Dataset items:

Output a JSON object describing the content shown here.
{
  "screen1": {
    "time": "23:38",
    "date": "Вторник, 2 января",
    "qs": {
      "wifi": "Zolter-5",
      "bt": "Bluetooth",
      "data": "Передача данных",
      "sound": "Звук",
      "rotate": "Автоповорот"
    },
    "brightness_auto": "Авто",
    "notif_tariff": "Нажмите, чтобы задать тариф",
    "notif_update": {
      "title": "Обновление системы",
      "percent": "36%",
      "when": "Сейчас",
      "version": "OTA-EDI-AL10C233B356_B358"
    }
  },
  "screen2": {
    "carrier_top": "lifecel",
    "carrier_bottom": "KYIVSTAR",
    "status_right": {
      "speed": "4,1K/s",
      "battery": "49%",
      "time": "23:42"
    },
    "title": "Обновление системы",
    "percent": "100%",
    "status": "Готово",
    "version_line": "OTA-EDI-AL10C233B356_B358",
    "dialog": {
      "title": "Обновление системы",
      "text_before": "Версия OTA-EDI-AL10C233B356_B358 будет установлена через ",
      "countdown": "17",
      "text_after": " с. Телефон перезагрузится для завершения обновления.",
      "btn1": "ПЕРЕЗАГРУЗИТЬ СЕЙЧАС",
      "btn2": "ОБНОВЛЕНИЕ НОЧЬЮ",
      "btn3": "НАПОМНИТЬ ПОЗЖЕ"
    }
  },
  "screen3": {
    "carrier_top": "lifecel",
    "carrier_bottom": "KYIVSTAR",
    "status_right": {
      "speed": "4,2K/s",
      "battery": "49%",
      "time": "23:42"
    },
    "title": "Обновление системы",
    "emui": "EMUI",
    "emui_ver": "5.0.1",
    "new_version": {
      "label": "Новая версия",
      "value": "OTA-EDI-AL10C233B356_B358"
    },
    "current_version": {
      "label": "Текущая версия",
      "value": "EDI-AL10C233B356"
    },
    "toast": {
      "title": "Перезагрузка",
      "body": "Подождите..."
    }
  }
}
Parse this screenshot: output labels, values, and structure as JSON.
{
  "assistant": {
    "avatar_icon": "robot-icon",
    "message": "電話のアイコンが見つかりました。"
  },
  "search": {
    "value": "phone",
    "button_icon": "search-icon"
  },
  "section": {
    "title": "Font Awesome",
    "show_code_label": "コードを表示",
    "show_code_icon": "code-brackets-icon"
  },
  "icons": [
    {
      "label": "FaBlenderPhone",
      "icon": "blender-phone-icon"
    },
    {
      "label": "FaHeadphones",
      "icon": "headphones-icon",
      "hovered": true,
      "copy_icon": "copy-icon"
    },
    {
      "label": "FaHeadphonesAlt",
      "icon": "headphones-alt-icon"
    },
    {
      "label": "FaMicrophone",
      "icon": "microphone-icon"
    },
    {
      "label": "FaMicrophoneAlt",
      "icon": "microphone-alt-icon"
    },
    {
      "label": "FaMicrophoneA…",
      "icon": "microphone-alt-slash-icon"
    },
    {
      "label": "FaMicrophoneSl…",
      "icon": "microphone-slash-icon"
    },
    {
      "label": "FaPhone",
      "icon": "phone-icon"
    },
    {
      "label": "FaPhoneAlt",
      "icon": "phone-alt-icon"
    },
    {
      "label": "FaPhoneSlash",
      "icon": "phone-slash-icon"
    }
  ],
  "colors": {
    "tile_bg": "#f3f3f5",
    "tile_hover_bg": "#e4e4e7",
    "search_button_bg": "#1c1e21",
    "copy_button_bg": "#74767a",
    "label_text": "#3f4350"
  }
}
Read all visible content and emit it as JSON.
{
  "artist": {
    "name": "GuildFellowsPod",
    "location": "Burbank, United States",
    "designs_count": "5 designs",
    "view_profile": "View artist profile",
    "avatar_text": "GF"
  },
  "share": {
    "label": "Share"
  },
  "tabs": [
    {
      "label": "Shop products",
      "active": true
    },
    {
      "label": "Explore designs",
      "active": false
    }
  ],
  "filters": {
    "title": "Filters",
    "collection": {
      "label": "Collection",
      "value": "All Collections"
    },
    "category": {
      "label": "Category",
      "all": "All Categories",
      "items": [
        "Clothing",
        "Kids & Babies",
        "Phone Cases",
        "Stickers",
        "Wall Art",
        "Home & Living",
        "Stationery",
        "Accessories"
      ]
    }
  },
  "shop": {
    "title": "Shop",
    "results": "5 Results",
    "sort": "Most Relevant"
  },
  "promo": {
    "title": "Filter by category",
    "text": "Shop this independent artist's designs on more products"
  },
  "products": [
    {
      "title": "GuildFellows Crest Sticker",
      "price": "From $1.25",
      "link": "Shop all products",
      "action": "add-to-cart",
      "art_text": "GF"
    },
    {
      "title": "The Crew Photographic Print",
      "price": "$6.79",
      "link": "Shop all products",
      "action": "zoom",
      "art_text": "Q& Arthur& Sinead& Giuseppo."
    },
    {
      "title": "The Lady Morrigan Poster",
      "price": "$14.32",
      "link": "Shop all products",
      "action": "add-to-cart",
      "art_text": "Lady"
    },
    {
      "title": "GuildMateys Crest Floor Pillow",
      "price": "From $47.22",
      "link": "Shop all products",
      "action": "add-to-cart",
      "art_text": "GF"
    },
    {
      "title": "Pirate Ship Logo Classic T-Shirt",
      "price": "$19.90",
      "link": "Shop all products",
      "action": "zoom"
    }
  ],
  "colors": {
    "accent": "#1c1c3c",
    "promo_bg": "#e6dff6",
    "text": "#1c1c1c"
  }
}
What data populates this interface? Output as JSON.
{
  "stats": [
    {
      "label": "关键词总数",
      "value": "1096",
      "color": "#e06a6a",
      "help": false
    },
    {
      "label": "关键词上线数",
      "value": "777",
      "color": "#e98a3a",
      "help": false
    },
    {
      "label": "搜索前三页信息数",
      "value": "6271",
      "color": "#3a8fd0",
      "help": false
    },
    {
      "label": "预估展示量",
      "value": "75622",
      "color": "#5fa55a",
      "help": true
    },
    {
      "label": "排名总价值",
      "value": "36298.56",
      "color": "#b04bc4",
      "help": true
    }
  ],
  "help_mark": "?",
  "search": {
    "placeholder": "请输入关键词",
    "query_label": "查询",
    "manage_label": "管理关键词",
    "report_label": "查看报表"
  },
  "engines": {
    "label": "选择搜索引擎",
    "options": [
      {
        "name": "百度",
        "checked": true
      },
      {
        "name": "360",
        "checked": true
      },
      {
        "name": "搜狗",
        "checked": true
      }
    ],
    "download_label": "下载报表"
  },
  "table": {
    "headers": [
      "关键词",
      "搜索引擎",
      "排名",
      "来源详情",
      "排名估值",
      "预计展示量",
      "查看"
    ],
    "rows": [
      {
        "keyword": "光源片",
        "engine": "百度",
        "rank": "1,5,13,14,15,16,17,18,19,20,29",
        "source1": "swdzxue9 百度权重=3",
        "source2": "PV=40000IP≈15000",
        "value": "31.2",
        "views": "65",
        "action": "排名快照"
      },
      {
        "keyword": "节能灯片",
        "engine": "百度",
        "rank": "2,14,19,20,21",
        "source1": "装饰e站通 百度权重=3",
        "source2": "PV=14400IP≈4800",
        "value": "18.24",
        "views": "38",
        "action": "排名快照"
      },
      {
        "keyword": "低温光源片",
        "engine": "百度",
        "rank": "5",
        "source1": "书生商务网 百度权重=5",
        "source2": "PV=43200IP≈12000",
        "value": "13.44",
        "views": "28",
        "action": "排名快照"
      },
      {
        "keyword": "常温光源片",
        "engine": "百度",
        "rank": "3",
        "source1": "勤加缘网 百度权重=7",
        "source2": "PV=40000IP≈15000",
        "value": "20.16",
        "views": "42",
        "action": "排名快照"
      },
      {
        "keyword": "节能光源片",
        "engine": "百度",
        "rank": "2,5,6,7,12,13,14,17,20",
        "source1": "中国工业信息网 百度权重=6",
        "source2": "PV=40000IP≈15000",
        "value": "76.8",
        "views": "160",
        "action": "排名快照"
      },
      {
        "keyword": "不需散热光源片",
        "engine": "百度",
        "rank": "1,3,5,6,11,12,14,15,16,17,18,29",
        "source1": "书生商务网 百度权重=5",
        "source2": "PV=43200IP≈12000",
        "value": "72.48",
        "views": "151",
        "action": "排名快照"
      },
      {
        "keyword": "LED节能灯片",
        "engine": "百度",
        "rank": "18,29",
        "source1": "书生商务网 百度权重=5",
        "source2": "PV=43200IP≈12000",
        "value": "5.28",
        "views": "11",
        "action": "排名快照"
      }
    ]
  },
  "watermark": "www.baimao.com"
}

- [DIRECTIONS FOR THIS TASK]
List the lines that contain the word "price".

- [CORRECT RESPONSE]
      "price": "From $1.25",
      "price": "$6.79",
      "price": "$14.32",
      "price": "From $47.22",
      "price": "$19.90",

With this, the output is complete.